── Exercise data ──

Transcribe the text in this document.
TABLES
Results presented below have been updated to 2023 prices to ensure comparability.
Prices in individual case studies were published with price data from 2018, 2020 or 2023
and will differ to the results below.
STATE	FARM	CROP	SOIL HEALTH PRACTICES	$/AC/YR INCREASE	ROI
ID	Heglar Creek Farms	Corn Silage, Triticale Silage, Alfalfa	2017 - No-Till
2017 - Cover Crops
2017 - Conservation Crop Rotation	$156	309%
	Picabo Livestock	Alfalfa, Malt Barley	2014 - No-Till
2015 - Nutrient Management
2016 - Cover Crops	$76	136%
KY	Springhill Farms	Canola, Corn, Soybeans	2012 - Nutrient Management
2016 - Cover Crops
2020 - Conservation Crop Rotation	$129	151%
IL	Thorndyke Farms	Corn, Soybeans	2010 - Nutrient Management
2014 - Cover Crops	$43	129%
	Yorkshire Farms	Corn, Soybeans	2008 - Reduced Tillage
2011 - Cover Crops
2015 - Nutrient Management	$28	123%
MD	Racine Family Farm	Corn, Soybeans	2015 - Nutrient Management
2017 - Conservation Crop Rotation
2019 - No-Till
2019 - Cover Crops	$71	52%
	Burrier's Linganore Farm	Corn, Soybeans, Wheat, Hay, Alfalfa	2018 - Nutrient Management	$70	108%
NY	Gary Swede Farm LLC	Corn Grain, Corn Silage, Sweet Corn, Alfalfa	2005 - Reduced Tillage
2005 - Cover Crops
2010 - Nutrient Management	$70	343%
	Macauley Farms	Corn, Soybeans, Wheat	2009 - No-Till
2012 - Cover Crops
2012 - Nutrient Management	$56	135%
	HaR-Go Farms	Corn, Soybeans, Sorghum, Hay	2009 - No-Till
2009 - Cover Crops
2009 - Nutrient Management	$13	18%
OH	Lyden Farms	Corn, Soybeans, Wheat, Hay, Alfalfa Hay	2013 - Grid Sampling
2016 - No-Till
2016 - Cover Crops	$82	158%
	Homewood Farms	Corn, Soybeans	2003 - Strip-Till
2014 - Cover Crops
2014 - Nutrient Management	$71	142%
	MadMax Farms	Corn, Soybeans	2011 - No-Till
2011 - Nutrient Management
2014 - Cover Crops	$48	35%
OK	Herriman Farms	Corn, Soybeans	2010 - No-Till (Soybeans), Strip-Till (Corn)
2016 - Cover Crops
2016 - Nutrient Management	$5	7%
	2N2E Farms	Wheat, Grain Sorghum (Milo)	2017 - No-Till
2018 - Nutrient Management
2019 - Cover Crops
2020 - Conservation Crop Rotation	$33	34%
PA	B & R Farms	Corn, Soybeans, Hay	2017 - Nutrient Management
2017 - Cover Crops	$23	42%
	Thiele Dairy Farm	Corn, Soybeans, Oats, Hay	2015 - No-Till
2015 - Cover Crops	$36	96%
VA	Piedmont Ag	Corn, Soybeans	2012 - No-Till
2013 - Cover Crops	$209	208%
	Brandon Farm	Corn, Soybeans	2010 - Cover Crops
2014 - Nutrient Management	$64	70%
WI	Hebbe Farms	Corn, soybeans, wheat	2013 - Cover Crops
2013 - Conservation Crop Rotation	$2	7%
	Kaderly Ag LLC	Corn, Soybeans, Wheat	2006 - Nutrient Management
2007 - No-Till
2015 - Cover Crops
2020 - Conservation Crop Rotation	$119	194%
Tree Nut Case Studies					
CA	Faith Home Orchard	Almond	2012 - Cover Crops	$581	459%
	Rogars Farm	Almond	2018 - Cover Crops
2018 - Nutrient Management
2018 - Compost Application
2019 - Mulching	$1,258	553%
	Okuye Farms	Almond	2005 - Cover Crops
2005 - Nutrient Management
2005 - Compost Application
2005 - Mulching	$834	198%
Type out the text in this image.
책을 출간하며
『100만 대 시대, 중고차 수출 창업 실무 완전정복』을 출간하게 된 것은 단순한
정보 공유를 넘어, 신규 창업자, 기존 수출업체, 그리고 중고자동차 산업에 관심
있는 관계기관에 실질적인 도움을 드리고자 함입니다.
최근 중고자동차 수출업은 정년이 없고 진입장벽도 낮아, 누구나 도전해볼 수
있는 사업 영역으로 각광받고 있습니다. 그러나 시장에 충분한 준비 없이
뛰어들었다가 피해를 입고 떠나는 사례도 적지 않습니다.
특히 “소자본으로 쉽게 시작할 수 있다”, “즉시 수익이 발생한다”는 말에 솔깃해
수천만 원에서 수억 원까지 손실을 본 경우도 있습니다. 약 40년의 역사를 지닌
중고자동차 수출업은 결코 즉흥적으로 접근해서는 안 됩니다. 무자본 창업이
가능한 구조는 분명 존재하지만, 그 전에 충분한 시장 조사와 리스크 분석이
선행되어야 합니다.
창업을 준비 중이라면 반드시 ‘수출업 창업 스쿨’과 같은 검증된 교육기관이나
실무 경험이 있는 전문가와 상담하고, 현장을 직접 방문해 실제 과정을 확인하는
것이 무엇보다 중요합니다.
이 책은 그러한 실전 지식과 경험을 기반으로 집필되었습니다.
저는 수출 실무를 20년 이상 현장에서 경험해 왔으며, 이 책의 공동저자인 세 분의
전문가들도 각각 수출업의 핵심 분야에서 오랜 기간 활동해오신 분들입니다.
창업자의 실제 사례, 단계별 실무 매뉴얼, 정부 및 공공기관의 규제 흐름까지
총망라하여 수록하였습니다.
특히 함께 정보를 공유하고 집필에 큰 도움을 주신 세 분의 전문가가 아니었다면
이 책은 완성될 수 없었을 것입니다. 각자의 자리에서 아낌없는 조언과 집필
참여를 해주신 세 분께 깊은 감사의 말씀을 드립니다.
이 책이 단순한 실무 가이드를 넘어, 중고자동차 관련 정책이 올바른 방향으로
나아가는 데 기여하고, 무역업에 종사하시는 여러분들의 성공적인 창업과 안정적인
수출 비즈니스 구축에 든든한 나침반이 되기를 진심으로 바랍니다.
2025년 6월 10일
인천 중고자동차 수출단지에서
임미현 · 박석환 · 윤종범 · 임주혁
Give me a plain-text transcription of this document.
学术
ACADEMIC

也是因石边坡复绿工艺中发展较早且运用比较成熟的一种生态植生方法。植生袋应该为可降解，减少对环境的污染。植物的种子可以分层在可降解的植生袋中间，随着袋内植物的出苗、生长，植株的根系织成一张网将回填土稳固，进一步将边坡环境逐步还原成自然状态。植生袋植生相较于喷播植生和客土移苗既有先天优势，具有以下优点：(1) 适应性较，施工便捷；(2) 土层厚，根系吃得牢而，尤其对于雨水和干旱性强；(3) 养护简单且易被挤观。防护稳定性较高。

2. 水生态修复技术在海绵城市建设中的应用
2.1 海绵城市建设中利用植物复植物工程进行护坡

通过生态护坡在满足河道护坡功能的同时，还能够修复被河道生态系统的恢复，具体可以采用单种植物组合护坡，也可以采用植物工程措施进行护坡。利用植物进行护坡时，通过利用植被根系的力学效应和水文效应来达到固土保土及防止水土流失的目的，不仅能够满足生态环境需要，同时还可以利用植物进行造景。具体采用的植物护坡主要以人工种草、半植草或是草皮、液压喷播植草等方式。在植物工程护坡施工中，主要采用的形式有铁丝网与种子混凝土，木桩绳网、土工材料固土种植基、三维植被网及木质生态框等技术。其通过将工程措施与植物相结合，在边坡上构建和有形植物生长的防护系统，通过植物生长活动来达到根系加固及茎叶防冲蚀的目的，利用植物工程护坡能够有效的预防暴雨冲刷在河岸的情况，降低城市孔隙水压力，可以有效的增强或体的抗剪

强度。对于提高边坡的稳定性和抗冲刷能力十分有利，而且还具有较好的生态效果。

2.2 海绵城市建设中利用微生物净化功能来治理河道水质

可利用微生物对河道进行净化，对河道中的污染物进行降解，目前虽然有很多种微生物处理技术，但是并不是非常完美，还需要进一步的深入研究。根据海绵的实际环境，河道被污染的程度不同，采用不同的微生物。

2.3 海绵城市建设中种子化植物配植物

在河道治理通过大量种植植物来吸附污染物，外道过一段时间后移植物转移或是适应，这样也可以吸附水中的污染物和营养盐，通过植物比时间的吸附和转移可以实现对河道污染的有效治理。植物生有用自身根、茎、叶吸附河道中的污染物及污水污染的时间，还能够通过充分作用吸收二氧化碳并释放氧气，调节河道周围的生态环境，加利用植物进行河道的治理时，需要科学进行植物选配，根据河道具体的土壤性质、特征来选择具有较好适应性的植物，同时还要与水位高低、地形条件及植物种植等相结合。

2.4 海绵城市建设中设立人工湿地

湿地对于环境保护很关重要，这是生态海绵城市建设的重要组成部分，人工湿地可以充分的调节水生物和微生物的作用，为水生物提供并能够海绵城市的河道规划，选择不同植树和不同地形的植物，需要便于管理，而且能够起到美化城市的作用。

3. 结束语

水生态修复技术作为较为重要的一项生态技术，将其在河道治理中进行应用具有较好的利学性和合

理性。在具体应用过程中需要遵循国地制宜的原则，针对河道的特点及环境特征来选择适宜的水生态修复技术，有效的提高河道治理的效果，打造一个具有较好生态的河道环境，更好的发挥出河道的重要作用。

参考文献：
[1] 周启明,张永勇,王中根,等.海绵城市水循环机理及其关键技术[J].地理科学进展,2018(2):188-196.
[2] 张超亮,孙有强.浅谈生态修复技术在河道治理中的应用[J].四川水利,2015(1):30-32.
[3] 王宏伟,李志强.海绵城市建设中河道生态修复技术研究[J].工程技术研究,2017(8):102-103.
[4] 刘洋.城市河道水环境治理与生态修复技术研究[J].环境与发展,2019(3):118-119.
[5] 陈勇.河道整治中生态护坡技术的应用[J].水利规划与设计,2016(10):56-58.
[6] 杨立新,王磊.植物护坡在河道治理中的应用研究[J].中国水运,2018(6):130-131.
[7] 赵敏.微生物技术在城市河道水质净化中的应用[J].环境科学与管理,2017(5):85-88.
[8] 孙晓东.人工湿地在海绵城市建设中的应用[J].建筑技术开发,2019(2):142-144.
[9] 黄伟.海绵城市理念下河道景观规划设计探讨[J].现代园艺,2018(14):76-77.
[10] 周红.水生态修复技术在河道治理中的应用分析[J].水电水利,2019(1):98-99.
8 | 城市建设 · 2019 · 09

───

Required task:
Look through the material and say how many lines hold "Mulching". Give the number only.

Response for this exercise:
2